> [Provided records]:

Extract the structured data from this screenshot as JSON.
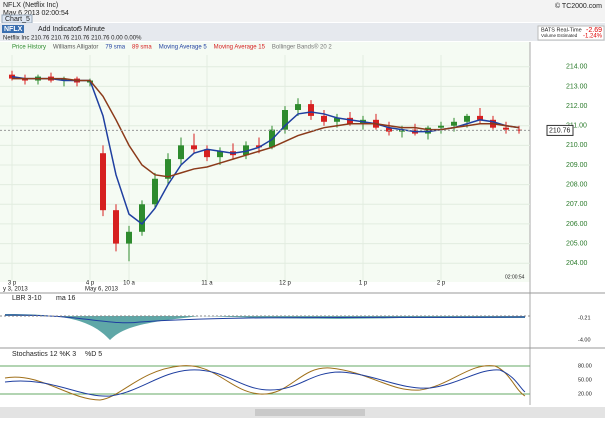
{
  "header": {
    "title": "NFLX (Netflix Inc)",
    "date": "May 6 2013 02:00:54",
    "brand": "© TC2000.com",
    "tab": "Chart_5"
  },
  "toolbar": {
    "symbol": "NFLX",
    "add": "Add Indicator",
    "interval": "5 Minute",
    "quote": "Netflix Inc  210.76  210.76  210.76  210.76  0.00  0.00%",
    "feed": "BATS Real-Time",
    "volume": "Volume Estimated",
    "change": "-2.69",
    "change_pct": "-1.24%"
  },
  "legend": [
    "Price History",
    "Williams Alligator",
    "79 sma",
    "89 sma",
    "Moving Average 5",
    "Moving Average 15",
    "Bollinger Bands® 20 2"
  ],
  "chart_data": {
    "type": "candlestick",
    "categories": [
      "3 p",
      null,
      null,
      null,
      null,
      null,
      "4 p",
      null,
      null,
      "10 a",
      null,
      null,
      null,
      null,
      null,
      "11 a",
      null,
      null,
      null,
      null,
      null,
      "12 p",
      null,
      null,
      null,
      null,
      null,
      "1 p",
      null,
      null,
      null,
      null,
      null,
      "2 p",
      null,
      null,
      null,
      null,
      null,
      null
    ],
    "ohlc": [
      [
        213.6,
        213.8,
        213.3,
        213.4
      ],
      [
        213.4,
        213.6,
        213.1,
        213.3
      ],
      [
        213.3,
        213.6,
        213.1,
        213.5
      ],
      [
        213.5,
        213.7,
        213.2,
        213.3
      ],
      [
        213.3,
        213.5,
        213.0,
        213.4
      ],
      [
        213.4,
        213.5,
        213.0,
        213.2
      ],
      [
        213.2,
        213.4,
        213.0,
        213.3
      ],
      [
        209.6,
        210.0,
        206.4,
        206.7
      ],
      [
        206.7,
        207.0,
        204.6,
        205.0
      ],
      [
        205.0,
        205.9,
        204.1,
        205.6
      ],
      [
        205.6,
        207.2,
        205.4,
        207.0
      ],
      [
        207.0,
        208.6,
        206.8,
        208.3
      ],
      [
        208.3,
        209.6,
        208.0,
        209.3
      ],
      [
        209.3,
        210.4,
        209.0,
        210.0
      ],
      [
        210.0,
        210.6,
        209.6,
        209.8
      ],
      [
        209.8,
        210.0,
        209.2,
        209.4
      ],
      [
        209.4,
        209.9,
        209.0,
        209.7
      ],
      [
        209.7,
        210.1,
        209.3,
        209.5
      ],
      [
        209.5,
        210.2,
        209.3,
        210.0
      ],
      [
        210.0,
        210.4,
        209.6,
        209.9
      ],
      [
        209.9,
        211.0,
        209.8,
        210.8
      ],
      [
        210.8,
        212.0,
        210.6,
        211.8
      ],
      [
        211.8,
        212.4,
        211.5,
        212.1
      ],
      [
        212.1,
        212.3,
        211.3,
        211.5
      ],
      [
        211.5,
        211.8,
        211.0,
        211.2
      ],
      [
        211.2,
        211.6,
        210.9,
        211.4
      ],
      [
        211.4,
        211.7,
        211.0,
        211.1
      ],
      [
        211.1,
        211.5,
        210.8,
        211.3
      ],
      [
        211.3,
        211.6,
        210.8,
        210.9
      ],
      [
        210.9,
        211.2,
        210.5,
        210.7
      ],
      [
        210.7,
        211.0,
        210.4,
        210.8
      ],
      [
        210.8,
        211.1,
        210.5,
        210.6
      ],
      [
        210.6,
        211.0,
        210.3,
        210.9
      ],
      [
        210.9,
        211.2,
        210.6,
        211.0
      ],
      [
        211.0,
        211.4,
        210.7,
        211.2
      ],
      [
        211.2,
        211.6,
        210.9,
        211.5
      ],
      [
        211.5,
        211.9,
        211.1,
        211.3
      ],
      [
        211.3,
        211.5,
        210.8,
        210.9
      ],
      [
        210.9,
        211.2,
        210.6,
        210.8
      ],
      [
        210.8,
        211.0,
        210.6,
        210.76
      ]
    ],
    "up_color": "#2e8b2e",
    "down_color": "#d62020",
    "series": [
      {
        "name": "Moving Average 5",
        "color": "#1f3fa0",
        "values": [
          213.5,
          213.4,
          213.4,
          213.4,
          213.3,
          213.3,
          213.3,
          211.5,
          208.5,
          206.5,
          206.0,
          206.8,
          208.0,
          209.0,
          209.6,
          209.8,
          209.7,
          209.6,
          209.7,
          209.9,
          210.3,
          211.0,
          211.6,
          211.7,
          211.6,
          211.4,
          211.3,
          211.2,
          211.1,
          210.9,
          210.8,
          210.7,
          210.7,
          210.8,
          210.9,
          211.1,
          211.3,
          211.2,
          211.0,
          210.9
        ]
      },
      {
        "name": "Moving Average 15",
        "color": "#8b3a1a",
        "values": [
          213.4,
          213.4,
          213.4,
          213.4,
          213.4,
          213.3,
          213.3,
          212.5,
          211.3,
          210.0,
          209.0,
          208.5,
          208.4,
          208.6,
          208.8,
          208.9,
          209.1,
          209.3,
          209.5,
          209.7,
          209.9,
          210.2,
          210.5,
          210.7,
          210.9,
          211.0,
          211.1,
          211.1,
          211.1,
          211.0,
          210.9,
          210.9,
          210.8,
          210.8,
          210.9,
          211.0,
          211.1,
          211.1,
          211.0,
          210.9
        ]
      }
    ],
    "ylim": [
      203.4,
      214.6
    ],
    "yticks": [
      {
        "value": 204,
        "label": "204.00"
      },
      {
        "value": 205,
        "label": "205.00"
      },
      {
        "value": 206,
        "label": "206.00"
      },
      {
        "value": 207,
        "label": "207.00"
      },
      {
        "value": 208,
        "label": "208.00"
      },
      {
        "value": 209,
        "label": "209.00"
      },
      {
        "value": 210,
        "label": "210.00"
      },
      {
        "value": 211,
        "label": "211.00"
      },
      {
        "value": 212,
        "label": "212.00"
      },
      {
        "value": 213,
        "label": "213.00"
      },
      {
        "value": 214,
        "label": "214.00"
      }
    ],
    "last_price": {
      "value": 210.76,
      "label": "210.76"
    },
    "grid": true
  },
  "dates": {
    "left": "y 3, 2013",
    "mid": "May 6, 2013",
    "time": "02:00:54"
  },
  "panels": [
    {
      "name": "LBR 3-10",
      "extra": "ma 16",
      "ticks": [
        "-0.21",
        "-4.00"
      ]
    },
    {
      "name": "Stochastics 12 %K 3",
      "extra": "%D 5",
      "ticks": [
        "80.00",
        "50.00",
        "20.00"
      ]
    }
  ]
}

> [To do]: Every record above should be transcribed exactly; the pictures stay out of the copy.

> [Answer to this problem]:
Extract the structured data from this screenshot as JSON.
{
  "header": {
    "title": "NFLX (Netflix Inc)",
    "date": "May 6 2013 02:00:54",
    "brand": "© TC2000.com",
    "tab": "Chart_5"
  },
  "toolbar": {
    "symbol": "NFLX",
    "add": "Add Indicator",
    "interval": "5 Minute",
    "quote": "Netflix Inc  210.76  210.76  210.76  210.76  0.00  0.00%",
    "feed": "BATS Real-Time",
    "volume": "Volume Estimated",
    "change": "-2.69",
    "change_pct": "-1.24%"
  },
  "legend": [
    "Price History",
    "Williams Alligator",
    "79 sma",
    "89 sma",
    "Moving Average 5",
    "Moving Average 15",
    "Bollinger Bands® 20 2"
  ],
  "chart_data": {
    "type": "candlestick",
    "categories": [
      "3 p",
      null,
      null,
      null,
      null,
      null,
      "4 p",
      null,
      null,
      "10 a",
      null,
      null,
      null,
      null,
      null,
      "11 a",
      null,
      null,
      null,
      null,
      null,
      "12 p",
      null,
      null,
      null,
      null,
      null,
      "1 p",
      null,
      null,
      null,
      null,
      null,
      "2 p",
      null,
      null,
      null,
      null,
      null,
      null
    ],
    "ohlc": [
      [
        213.6,
        213.8,
        213.3,
        213.4
      ],
      [
        213.4,
        213.6,
        213.1,
        213.3
      ],
      [
        213.3,
        213.6,
        213.1,
        213.5
      ],
      [
        213.5,
        213.7,
        213.2,
        213.3
      ],
      [
        213.3,
        213.5,
        213.0,
        213.4
      ],
      [
        213.4,
        213.5,
        213.0,
        213.2
      ],
      [
        213.2,
        213.4,
        213.0,
        213.3
      ],
      [
        209.6,
        210.0,
        206.4,
        206.7
      ],
      [
        206.7,
        207.0,
        204.6,
        205.0
      ],
      [
        205.0,
        205.9,
        204.1,
        205.6
      ],
      [
        205.6,
        207.2,
        205.4,
        207.0
      ],
      [
        207.0,
        208.6,
        206.8,
        208.3
      ],
      [
        208.3,
        209.6,
        208.0,
        209.3
      ],
      [
        209.3,
        210.4,
        209.0,
        210.0
      ],
      [
        210.0,
        210.6,
        209.6,
        209.8
      ],
      [
        209.8,
        210.0,
        209.2,
        209.4
      ],
      [
        209.4,
        209.9,
        209.0,
        209.7
      ],
      [
        209.7,
        210.1,
        209.3,
        209.5
      ],
      [
        209.5,
        210.2,
        209.3,
        210.0
      ],
      [
        210.0,
        210.4,
        209.6,
        209.9
      ],
      [
        209.9,
        211.0,
        209.8,
        210.8
      ],
      [
        210.8,
        212.0,
        210.6,
        211.8
      ],
      [
        211.8,
        212.4,
        211.5,
        212.1
      ],
      [
        212.1,
        212.3,
        211.3,
        211.5
      ],
      [
        211.5,
        211.8,
        211.0,
        211.2
      ],
      [
        211.2,
        211.6,
        210.9,
        211.4
      ],
      [
        211.4,
        211.7,
        211.0,
        211.1
      ],
      [
        211.1,
        211.5,
        210.8,
        211.3
      ],
      [
        211.3,
        211.6,
        210.8,
        210.9
      ],
      [
        210.9,
        211.2,
        210.5,
        210.7
      ],
      [
        210.7,
        211.0,
        210.4,
        210.8
      ],
      [
        210.8,
        211.1,
        210.5,
        210.6
      ],
      [
        210.6,
        211.0,
        210.3,
        210.9
      ],
      [
        210.9,
        211.2,
        210.6,
        211.0
      ],
      [
        211.0,
        211.4,
        210.7,
        211.2
      ],
      [
        211.2,
        211.6,
        210.9,
        211.5
      ],
      [
        211.5,
        211.9,
        211.1,
        211.3
      ],
      [
        211.3,
        211.5,
        210.8,
        210.9
      ],
      [
        210.9,
        211.2,
        210.6,
        210.8
      ],
      [
        210.8,
        211.0,
        210.6,
        210.76
      ]
    ],
    "up_color": "#2e8b2e",
    "down_color": "#d62020",
    "series": [
      {
        "name": "Moving Average 5",
        "color": "#1f3fa0",
        "values": [
          213.5,
          213.4,
          213.4,
          213.4,
          213.3,
          213.3,
          213.3,
          211.5,
          208.5,
          206.5,
          206.0,
          206.8,
          208.0,
          209.0,
          209.6,
          209.8,
          209.7,
          209.6,
          209.7,
          209.9,
          210.3,
          211.0,
          211.6,
          211.7,
          211.6,
          211.4,
          211.3,
          211.2,
          211.1,
          210.9,
          210.8,
          210.7,
          210.7,
          210.8,
          210.9,
          211.1,
          211.3,
          211.2,
          211.0,
          210.9
        ]
      },
      {
        "name": "Moving Average 15",
        "color": "#8b3a1a",
        "values": [
          213.4,
          213.4,
          213.4,
          213.4,
          213.4,
          213.3,
          213.3,
          212.5,
          211.3,
          210.0,
          209.0,
          208.5,
          208.4,
          208.6,
          208.8,
          208.9,
          209.1,
          209.3,
          209.5,
          209.7,
          209.9,
          210.2,
          210.5,
          210.7,
          210.9,
          211.0,
          211.1,
          211.1,
          211.1,
          211.0,
          210.9,
          210.9,
          210.8,
          210.8,
          210.9,
          211.0,
          211.1,
          211.1,
          211.0,
          210.9
        ]
      }
    ],
    "ylim": [
      203.4,
      214.6
    ],
    "yticks": [
      {
        "value": 204,
        "label": "204.00"
      },
      {
        "value": 205,
        "label": "205.00"
      },
      {
        "value": 206,
        "label": "206.00"
      },
      {
        "value": 207,
        "label": "207.00"
      },
      {
        "value": 208,
        "label": "208.00"
      },
      {
        "value": 209,
        "label": "209.00"
      },
      {
        "value": 210,
        "label": "210.00"
      },
      {
        "value": 211,
        "label": "211.00"
      },
      {
        "value": 212,
        "label": "212.00"
      },
      {
        "value": 213,
        "label": "213.00"
      },
      {
        "value": 214,
        "label": "214.00"
      }
    ],
    "last_price": {
      "value": 210.76,
      "label": "210.76"
    },
    "grid": true
  },
  "dates": {
    "left": "y 3, 2013",
    "mid": "May 6, 2013",
    "time": "02:00:54"
  },
  "panels": [
    {
      "name": "LBR 3-10",
      "extra": "ma 16",
      "ticks": [
        "-0.21",
        "-4.00"
      ]
    },
    {
      "name": "Stochastics 12 %K 3",
      "extra": "%D 5",
      "ticks": [
        "80.00",
        "50.00",
        "20.00"
      ]
    }
  ]
}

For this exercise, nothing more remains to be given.